**Task details**
Count the lines of the material that contain the string "text" and give only that number.

**Given information**

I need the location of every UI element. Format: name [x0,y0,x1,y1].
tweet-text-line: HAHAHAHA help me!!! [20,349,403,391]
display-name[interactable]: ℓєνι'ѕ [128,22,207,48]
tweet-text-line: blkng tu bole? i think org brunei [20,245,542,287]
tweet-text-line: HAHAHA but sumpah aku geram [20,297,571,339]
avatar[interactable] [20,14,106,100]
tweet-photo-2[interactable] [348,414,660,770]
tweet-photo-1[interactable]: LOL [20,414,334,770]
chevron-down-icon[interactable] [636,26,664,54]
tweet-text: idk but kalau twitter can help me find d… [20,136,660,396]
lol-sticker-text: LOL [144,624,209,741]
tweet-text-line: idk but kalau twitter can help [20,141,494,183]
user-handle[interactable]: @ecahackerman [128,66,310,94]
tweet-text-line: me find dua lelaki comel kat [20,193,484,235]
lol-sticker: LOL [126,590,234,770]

**Answer in full**
7